• Problem
Return each line of the material verbatim.

• Exercise input

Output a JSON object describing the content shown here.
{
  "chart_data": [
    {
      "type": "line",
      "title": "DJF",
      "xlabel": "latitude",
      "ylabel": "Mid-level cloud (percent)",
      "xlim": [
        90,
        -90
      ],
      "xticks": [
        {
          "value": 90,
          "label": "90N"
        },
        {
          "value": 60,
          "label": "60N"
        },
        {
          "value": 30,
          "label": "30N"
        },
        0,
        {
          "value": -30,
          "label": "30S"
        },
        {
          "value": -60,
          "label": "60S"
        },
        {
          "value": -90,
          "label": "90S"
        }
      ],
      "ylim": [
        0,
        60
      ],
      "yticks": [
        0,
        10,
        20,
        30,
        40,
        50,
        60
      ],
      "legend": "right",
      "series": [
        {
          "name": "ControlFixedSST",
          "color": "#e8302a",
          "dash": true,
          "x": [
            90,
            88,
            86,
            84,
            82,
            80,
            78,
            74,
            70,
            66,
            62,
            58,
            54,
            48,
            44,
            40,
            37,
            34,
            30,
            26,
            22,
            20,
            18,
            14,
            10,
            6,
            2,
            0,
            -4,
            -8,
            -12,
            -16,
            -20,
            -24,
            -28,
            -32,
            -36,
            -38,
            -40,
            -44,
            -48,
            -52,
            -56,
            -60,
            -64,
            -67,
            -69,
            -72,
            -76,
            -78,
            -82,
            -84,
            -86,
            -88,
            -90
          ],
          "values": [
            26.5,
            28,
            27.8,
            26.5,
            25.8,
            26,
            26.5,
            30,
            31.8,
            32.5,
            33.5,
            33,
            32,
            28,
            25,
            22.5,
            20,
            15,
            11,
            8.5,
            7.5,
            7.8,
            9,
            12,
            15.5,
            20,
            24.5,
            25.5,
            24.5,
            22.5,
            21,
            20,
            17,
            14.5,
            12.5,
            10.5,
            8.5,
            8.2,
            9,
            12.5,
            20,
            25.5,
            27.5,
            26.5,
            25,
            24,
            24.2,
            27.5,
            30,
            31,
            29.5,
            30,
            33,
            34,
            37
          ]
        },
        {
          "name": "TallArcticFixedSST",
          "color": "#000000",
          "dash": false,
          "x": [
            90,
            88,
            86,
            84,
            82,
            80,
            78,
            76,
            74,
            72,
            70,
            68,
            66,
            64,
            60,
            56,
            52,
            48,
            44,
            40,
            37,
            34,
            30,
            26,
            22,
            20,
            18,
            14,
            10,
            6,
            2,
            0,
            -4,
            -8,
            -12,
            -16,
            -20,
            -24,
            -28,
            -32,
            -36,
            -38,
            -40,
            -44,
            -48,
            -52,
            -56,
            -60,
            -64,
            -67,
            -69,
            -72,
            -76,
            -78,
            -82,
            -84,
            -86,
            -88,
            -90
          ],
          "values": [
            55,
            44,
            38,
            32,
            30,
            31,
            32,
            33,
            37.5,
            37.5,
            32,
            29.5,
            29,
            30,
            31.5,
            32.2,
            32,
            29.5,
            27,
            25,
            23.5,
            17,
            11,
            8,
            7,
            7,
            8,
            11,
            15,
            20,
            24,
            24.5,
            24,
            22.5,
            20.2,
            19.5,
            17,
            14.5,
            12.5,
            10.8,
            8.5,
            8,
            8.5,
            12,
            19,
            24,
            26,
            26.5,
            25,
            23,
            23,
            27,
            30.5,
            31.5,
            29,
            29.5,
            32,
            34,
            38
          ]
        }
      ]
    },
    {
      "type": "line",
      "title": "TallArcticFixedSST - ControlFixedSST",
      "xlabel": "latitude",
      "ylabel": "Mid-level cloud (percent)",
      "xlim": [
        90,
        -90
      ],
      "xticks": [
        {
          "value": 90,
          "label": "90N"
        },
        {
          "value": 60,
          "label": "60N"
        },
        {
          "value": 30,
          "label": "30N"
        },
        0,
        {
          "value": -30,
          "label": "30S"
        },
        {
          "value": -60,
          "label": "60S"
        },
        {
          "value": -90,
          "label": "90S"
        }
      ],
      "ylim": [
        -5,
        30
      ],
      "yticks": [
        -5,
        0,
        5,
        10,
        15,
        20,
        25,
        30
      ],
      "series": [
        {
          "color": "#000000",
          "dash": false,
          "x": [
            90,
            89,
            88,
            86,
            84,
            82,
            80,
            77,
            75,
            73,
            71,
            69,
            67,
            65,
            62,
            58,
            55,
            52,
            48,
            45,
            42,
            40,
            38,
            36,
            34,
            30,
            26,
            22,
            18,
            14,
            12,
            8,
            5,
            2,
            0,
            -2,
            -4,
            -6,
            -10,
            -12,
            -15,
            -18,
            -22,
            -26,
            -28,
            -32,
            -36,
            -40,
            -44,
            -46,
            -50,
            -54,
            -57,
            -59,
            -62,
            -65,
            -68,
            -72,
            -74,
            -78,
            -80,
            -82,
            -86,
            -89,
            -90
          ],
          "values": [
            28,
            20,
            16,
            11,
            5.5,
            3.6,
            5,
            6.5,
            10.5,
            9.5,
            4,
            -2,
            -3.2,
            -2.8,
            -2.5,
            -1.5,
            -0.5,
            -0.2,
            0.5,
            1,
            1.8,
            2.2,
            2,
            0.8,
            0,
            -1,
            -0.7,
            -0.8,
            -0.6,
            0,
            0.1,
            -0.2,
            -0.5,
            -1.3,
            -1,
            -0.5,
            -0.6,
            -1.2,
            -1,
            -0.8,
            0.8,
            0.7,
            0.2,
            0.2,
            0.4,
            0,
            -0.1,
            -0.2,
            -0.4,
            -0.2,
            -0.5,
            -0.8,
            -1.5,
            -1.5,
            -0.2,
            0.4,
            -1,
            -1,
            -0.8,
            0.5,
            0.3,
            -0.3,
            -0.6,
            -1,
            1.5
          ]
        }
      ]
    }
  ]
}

• Reply
Output a JSON object describing the content shown here.
{
  "chart_data": [
    {
      "type": "line",
      "title": "DJF",
      "xlabel": "latitude",
      "ylabel": "Mid-level cloud (percent)",
      "xlim": [
        90,
        -90
      ],
      "xticks": [
        {
          "value": 90,
          "label": "90N"
        },
        {
          "value": 60,
          "label": "60N"
        },
        {
          "value": 30,
          "label": "30N"
        },
        0,
        {
          "value": -30,
          "label": "30S"
        },
        {
          "value": -60,
          "label": "60S"
        },
        {
          "value": -90,
          "label": "90S"
        }
      ],
      "ylim": [
        0,
        60
      ],
      "yticks": [
        0,
        10,
        20,
        30,
        40,
        50,
        60
      ],
      "legend": "right",
      "series": [
        {
          "name": "ControlFixedSST",
          "color": "#e8302a",
          "dash": true,
          "x": [
            90,
            88,
            86,
            84,
            82,
            80,
            78,
            74,
            70,
            66,
            62,
            58,
            54,
            48,
            44,
            40,
            37,
            34,
            30,
            26,
            22,
            20,
            18,
            14,
            10,
            6,
            2,
            0,
            -4,
            -8,
            -12,
            -16,
            -20,
            -24,
            -28,
            -32,
            -36,
            -38,
            -40,
            -44,
            -48,
            -52,
            -56,
            -60,
            -64,
            -67,
            -69,
            -72,
            -76,
            -78,
            -82,
            -84,
            -86,
            -88,
            -90
          ],
          "values": [
            26.5,
            28,
            27.8,
            26.5,
            25.8,
            26,
            26.5,
            30,
            31.8,
            32.5,
            33.5,
            33,
            32,
            28,
            25,
            22.5,
            20,
            15,
            11,
            8.5,
            7.5,
            7.8,
            9,
            12,
            15.5,
            20,
            24.5,
            25.5,
            24.5,
            22.5,
            21,
            20,
            17,
            14.5,
            12.5,
            10.5,
            8.5,
            8.2,
            9,
            12.5,
            20,
            25.5,
            27.5,
            26.5,
            25,
            24,
            24.2,
            27.5,
            30,
            31,
            29.5,
            30,
            33,
            34,
            37
          ]
        },
        {
          "name": "TallArcticFixedSST",
          "color": "#000000",
          "dash": false,
          "x": [
            90,
            88,
            86,
            84,
            82,
            80,
            78,
            76,
            74,
            72,
            70,
            68,
            66,
            64,
            60,
            56,
            52,
            48,
            44,
            40,
            37,
            34,
            30,
            26,
            22,
            20,
            18,
            14,
            10,
            6,
            2,
            0,
            -4,
            -8,
            -12,
            -16,
            -20,
            -24,
            -28,
            -32,
            -36,
            -38,
            -40,
            -44,
            -48,
            -52,
            -56,
            -60,
            -64,
            -67,
            -69,
            -72,
            -76,
            -78,
            -82,
            -84,
            -86,
            -88,
            -90
          ],
          "values": [
            55,
            44,
            38,
            32,
            30,
            31,
            32,
            33,
            37.5,
            37.5,
            32,
            29.5,
            29,
            30,
            31.5,
            32.2,
            32,
            29.5,
            27,
            25,
            23.5,
            17,
            11,
            8,
            7,
            7,
            8,
            11,
            15,
            20,
            24,
            24.5,
            24,
            22.5,
            20.2,
            19.5,
            17,
            14.5,
            12.5,
            10.8,
            8.5,
            8,
            8.5,
            12,
            19,
            24,
            26,
            26.5,
            25,
            23,
            23,
            27,
            30.5,
            31.5,
            29,
            29.5,
            32,
            34,
            38
          ]
        }
      ]
    },
    {
      "type": "line",
      "title": "TallArcticFixedSST - ControlFixedSST",
      "xlabel": "latitude",
      "ylabel": "Mid-level cloud (percent)",
      "xlim": [
        90,
        -90
      ],
      "xticks": [
        {
          "value": 90,
          "label": "90N"
        },
        {
          "value": 60,
          "label": "60N"
        },
        {
          "value": 30,
          "label": "30N"
        },
        0,
        {
          "value": -30,
          "label": "30S"
        },
        {
          "value": -60,
          "label": "60S"
        },
        {
          "value": -90,
          "label": "90S"
        }
      ],
      "ylim": [
        -5,
        30
      ],
      "yticks": [
        -5,
        0,
        5,
        10,
        15,
        20,
        25,
        30
      ],
      "series": [
        {
          "color": "#000000",
          "dash": false,
          "x": [
            90,
            89,
            88,
            86,
            84,
            82,
            80,
            77,
            75,
            73,
            71,
            69,
            67,
            65,
            62,
            58,
            55,
            52,
            48,
            45,
            42,
            40,
            38,
            36,
            34,
            30,
            26,
            22,
            18,
            14,
            12,
            8,
            5,
            2,
            0,
            -2,
            -4,
            -6,
            -10,
            -12,
            -15,
            -18,
            -22,
            -26,
            -28,
            -32,
            -36,
            -40,
            -44,
            -46,
            -50,
            -54,
            -57,
            -59,
            -62,
            -65,
            -68,
            -72,
            -74,
            -78,
            -80,
            -82,
            -86,
            -89,
            -90
          ],
          "values": [
            28,
            20,
            16,
            11,
            5.5,
            3.6,
            5,
            6.5,
            10.5,
            9.5,
            4,
            -2,
            -3.2,
            -2.8,
            -2.5,
            -1.5,
            -0.5,
            -0.2,
            0.5,
            1,
            1.8,
            2.2,
            2,
            0.8,
            0,
            -1,
            -0.7,
            -0.8,
            -0.6,
            0,
            0.1,
            -0.2,
            -0.5,
            -1.3,
            -1,
            -0.5,
            -0.6,
            -1.2,
            -1,
            -0.8,
            0.8,
            0.7,
            0.2,
            0.2,
            0.4,
            0,
            -0.1,
            -0.2,
            -0.4,
            -0.2,
            -0.5,
            -0.8,
            -1.5,
            -1.5,
            -0.2,
            0.4,
            -1,
            -1,
            -0.8,
            0.5,
            0.3,
            -0.3,
            -0.6,
            -1,
            1.5
          ]
        }
      ]
    }
  ]
}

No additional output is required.